__TASK REQUIREMENTS__:
Retype everything in the listing, leaving each line exactly as it is.

INPUT MATERIAL start

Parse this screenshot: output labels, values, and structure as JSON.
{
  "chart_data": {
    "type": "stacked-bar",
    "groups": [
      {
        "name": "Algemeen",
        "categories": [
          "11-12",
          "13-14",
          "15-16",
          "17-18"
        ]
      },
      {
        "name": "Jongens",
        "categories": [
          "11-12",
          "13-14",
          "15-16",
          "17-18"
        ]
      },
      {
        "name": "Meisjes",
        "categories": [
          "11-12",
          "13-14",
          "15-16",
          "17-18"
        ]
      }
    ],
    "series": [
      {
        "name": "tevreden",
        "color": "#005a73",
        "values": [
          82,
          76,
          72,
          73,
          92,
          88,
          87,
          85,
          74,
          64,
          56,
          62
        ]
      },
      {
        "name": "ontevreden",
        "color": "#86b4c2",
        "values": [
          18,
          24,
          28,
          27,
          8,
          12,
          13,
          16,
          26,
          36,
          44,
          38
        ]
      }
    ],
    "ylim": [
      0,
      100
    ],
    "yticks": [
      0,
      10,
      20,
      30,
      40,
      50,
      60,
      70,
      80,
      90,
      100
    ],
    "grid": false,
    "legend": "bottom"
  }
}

INPUT MATERIAL end

__SOLUTION TO THE PROBLEM__:
Parse this screenshot: output labels, values, and structure as JSON.
{
  "chart_data": {
    "type": "stacked-bar",
    "groups": [
      {
        "name": "Algemeen",
        "categories": [
          "11-12",
          "13-14",
          "15-16",
          "17-18"
        ]
      },
      {
        "name": "Jongens",
        "categories": [
          "11-12",
          "13-14",
          "15-16",
          "17-18"
        ]
      },
      {
        "name": "Meisjes",
        "categories": [
          "11-12",
          "13-14",
          "15-16",
          "17-18"
        ]
      }
    ],
    "series": [
      {
        "name": "tevreden",
        "color": "#005a73",
        "values": [
          82,
          76,
          72,
          73,
          92,
          88,
          87,
          85,
          74,
          64,
          56,
          62
        ]
      },
      {
        "name": "ontevreden",
        "color": "#86b4c2",
        "values": [
          18,
          24,
          28,
          27,
          8,
          12,
          13,
          16,
          26,
          36,
          44,
          38
        ]
      }
    ],
    "ylim": [
      0,
      100
    ],
    "yticks": [
      0,
      10,
      20,
      30,
      40,
      50,
      60,
      70,
      80,
      90,
      100
    ],
    "grid": false,
    "legend": "bottom"
  }
}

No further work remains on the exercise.